[BEGIN]

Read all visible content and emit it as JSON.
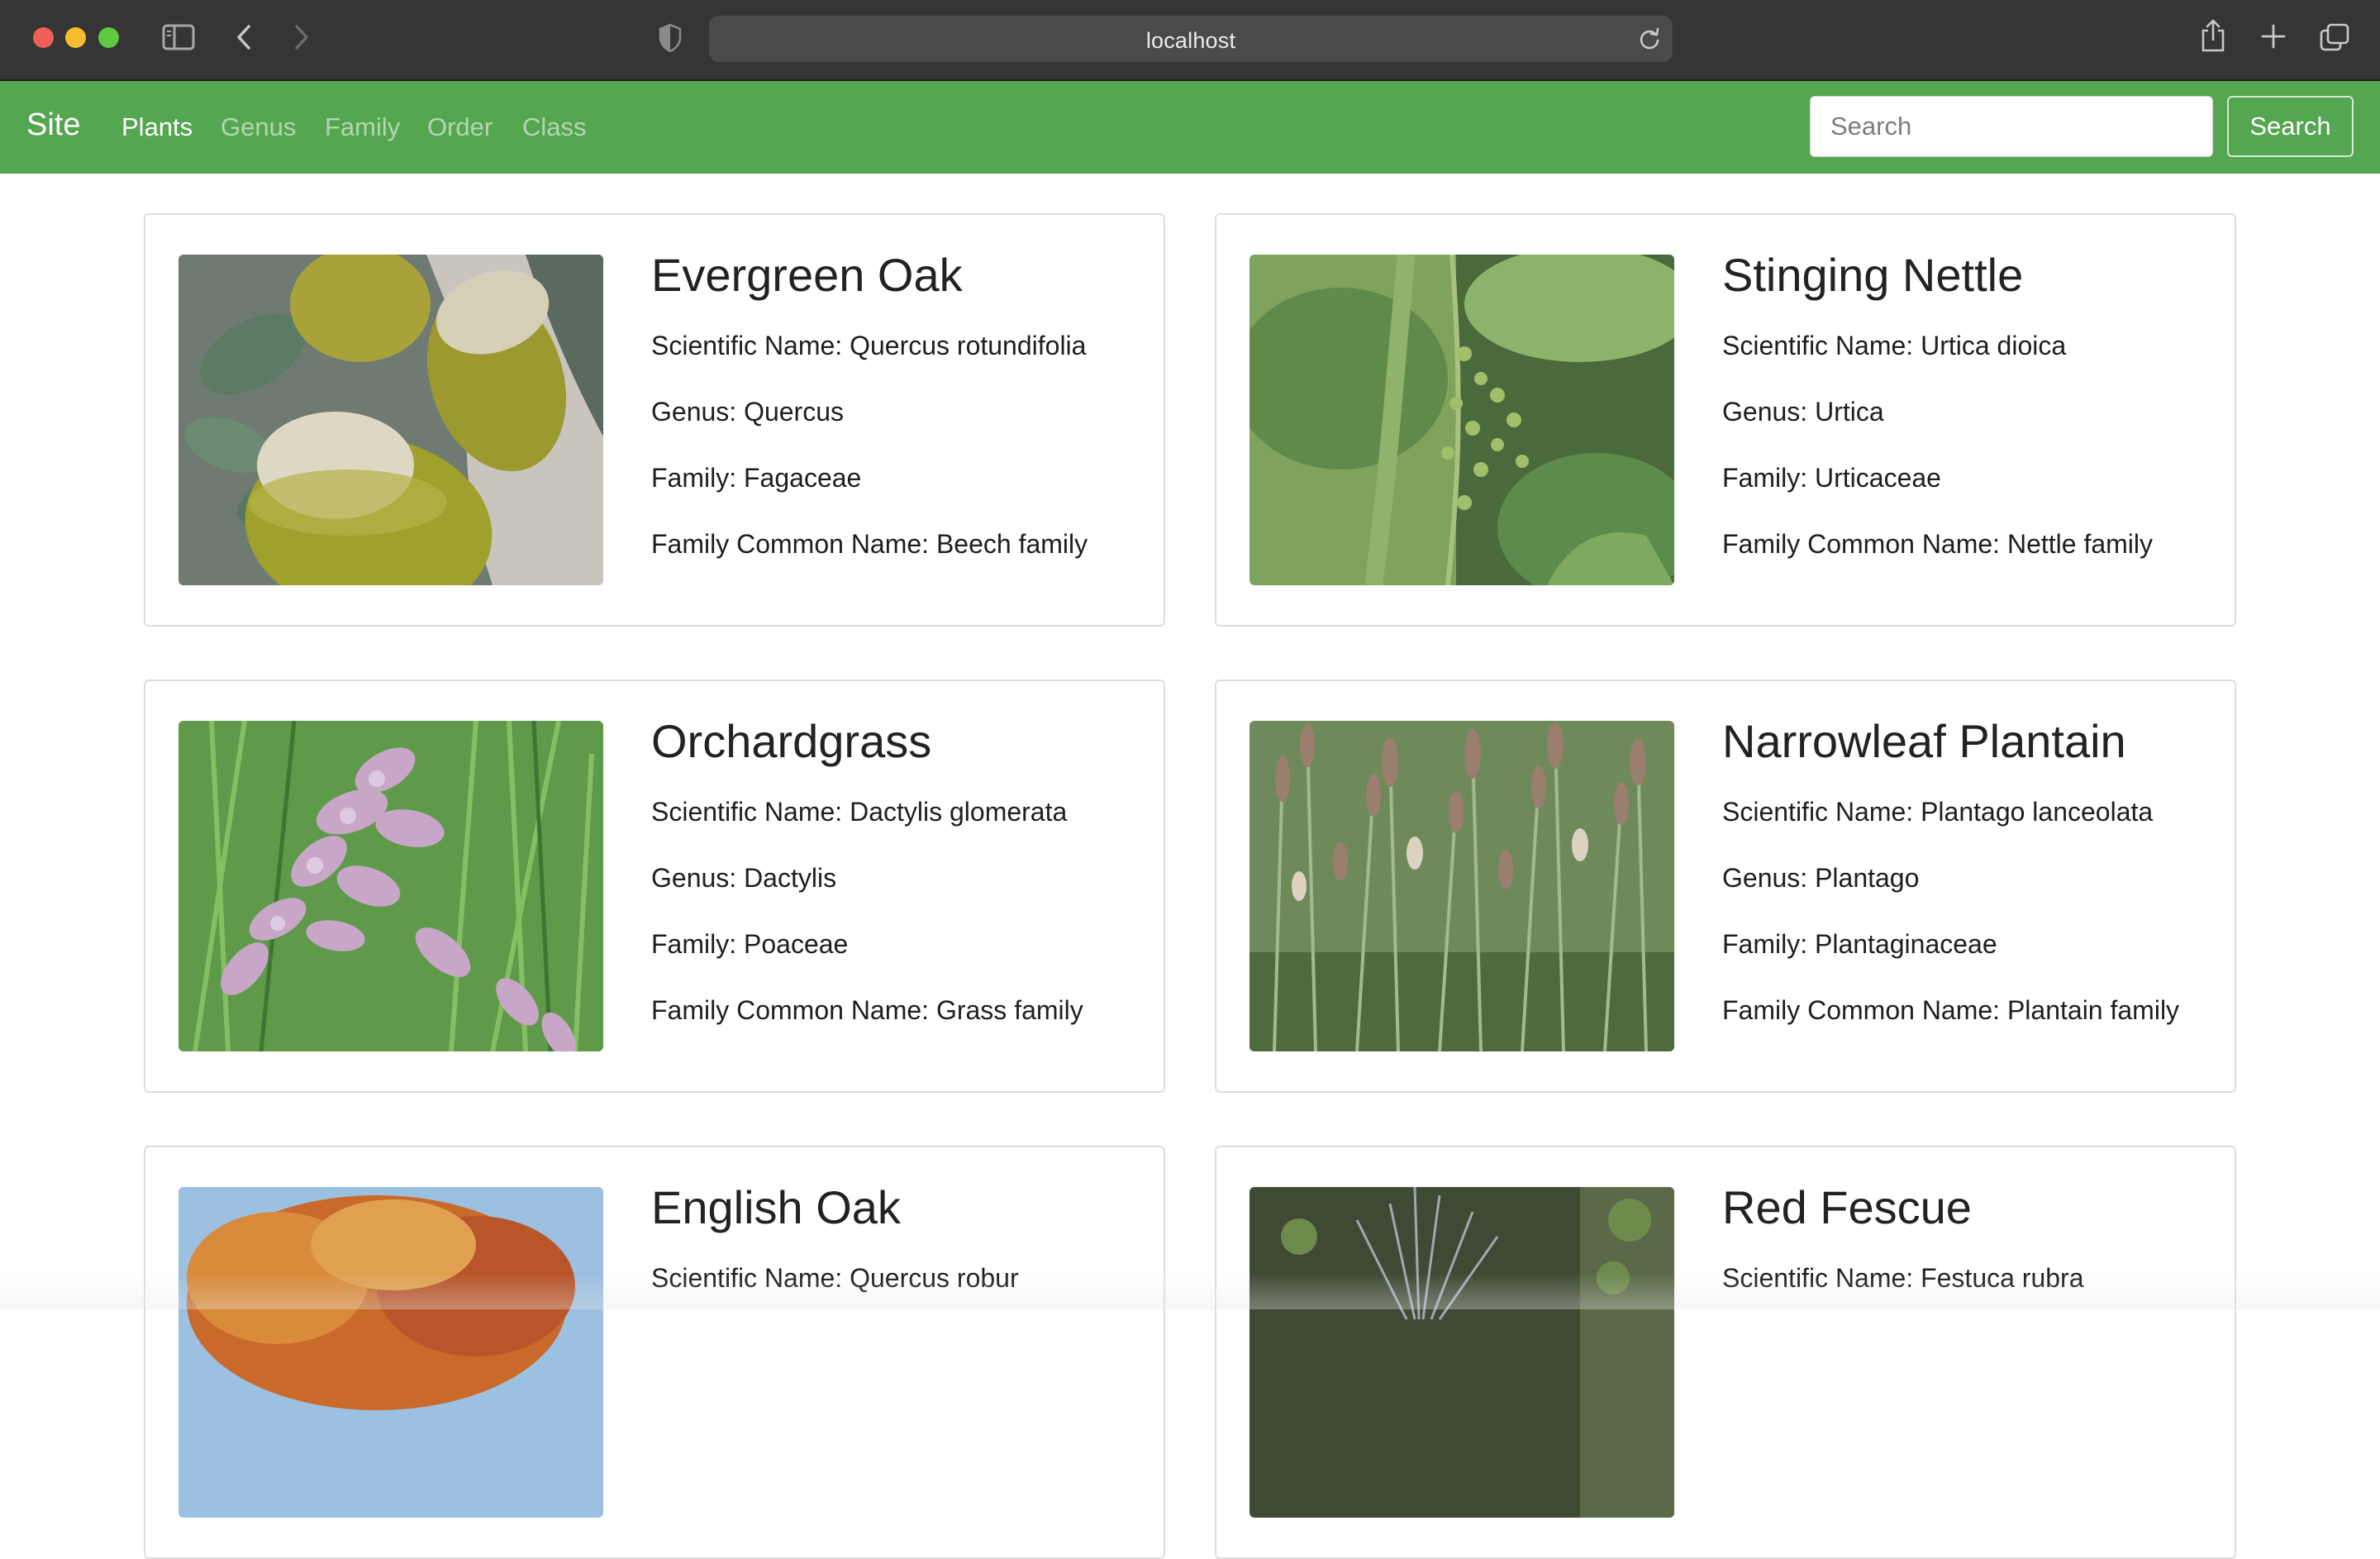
{
  "browser": {
    "url": "localhost",
    "icons": [
      "sidebar-icon",
      "back-icon",
      "forward-icon",
      "privacy-shield-icon",
      "reload-icon",
      "share-icon",
      "new-tab-icon",
      "tab-overview-icon"
    ]
  },
  "navbar": {
    "brand": "Site",
    "links": [
      {
        "label": "Plants",
        "active": true
      },
      {
        "label": "Genus",
        "active": false
      },
      {
        "label": "Family",
        "active": false
      },
      {
        "label": "Order",
        "active": false
      },
      {
        "label": "Class",
        "active": false
      }
    ],
    "search": {
      "placeholder": "Search",
      "value": "",
      "button_label": "Search"
    },
    "color": "#55a651"
  },
  "plants": [
    {
      "name": "Evergreen Oak",
      "scientific": "Scientific Name: Quercus rotundifolia",
      "genus": "Genus: Quercus",
      "family": "Family: Fagaceae",
      "family_common": "Family Common Name: Beech family"
    },
    {
      "name": "Stinging Nettle",
      "scientific": "Scientific Name: Urtica dioica",
      "genus": "Genus: Urtica",
      "family": "Family: Urticaceae",
      "family_common": "Family Common Name: Nettle family"
    },
    {
      "name": "Orchardgrass",
      "scientific": "Scientific Name: Dactylis glomerata",
      "genus": "Genus: Dactylis",
      "family": "Family: Poaceae",
      "family_common": "Family Common Name: Grass family"
    },
    {
      "name": "Narrowleaf Plantain",
      "scientific": "Scientific Name: Plantago lanceolata",
      "genus": "Genus: Plantago",
      "family": "Family: Plantaginaceae",
      "family_common": "Family Common Name: Plantain family"
    },
    {
      "name": "English Oak",
      "scientific": "Scientific Name: Quercus robur"
    },
    {
      "name": "Red Fescue",
      "scientific": "Scientific Name: Festuca rubra"
    }
  ]
}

[END]

**What to produce**.
Scan the records above and report how many lines include the word "Plantago", without any other text.

**Expected answer**.
2